→ **BRIEF**
Filter the lines below, copying only those with the string "color".

→ **DATA SHOWN**

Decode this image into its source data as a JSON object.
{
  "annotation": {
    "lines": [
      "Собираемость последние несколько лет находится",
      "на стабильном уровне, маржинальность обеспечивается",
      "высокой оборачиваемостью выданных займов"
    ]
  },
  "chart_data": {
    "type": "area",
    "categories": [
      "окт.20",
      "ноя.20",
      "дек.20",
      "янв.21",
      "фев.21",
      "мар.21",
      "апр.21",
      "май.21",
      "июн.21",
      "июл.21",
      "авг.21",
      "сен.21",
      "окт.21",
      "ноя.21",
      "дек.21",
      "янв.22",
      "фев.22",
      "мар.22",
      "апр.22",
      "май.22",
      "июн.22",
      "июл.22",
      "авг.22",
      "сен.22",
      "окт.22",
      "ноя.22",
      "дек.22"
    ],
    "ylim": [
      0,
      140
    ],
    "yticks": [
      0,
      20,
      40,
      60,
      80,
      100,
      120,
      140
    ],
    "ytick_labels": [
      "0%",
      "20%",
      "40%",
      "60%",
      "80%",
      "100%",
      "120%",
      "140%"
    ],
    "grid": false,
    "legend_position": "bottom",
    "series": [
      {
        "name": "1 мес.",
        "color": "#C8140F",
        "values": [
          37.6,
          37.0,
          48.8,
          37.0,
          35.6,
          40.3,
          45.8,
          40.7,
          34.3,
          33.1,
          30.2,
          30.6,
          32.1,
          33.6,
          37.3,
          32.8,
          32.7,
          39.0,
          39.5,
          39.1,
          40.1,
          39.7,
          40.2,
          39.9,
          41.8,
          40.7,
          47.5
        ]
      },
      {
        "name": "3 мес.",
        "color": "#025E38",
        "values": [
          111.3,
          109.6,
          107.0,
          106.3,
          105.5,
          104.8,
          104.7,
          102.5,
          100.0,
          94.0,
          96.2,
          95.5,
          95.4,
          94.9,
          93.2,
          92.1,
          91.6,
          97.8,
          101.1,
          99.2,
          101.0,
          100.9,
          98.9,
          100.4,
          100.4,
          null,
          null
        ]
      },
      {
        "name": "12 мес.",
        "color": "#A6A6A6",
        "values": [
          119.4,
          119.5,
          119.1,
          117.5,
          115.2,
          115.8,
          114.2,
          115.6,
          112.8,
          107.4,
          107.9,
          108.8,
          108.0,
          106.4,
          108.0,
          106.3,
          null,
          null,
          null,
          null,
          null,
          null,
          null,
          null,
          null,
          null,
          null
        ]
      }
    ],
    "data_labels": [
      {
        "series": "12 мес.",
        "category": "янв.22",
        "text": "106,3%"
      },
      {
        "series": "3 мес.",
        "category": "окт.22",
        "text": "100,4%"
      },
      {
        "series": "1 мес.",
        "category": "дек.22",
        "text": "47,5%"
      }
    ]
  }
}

→ **WORKED ANSWER**
        "color": "#C8140F",
        "color": "#025E38",
        "color": "#A6A6A6",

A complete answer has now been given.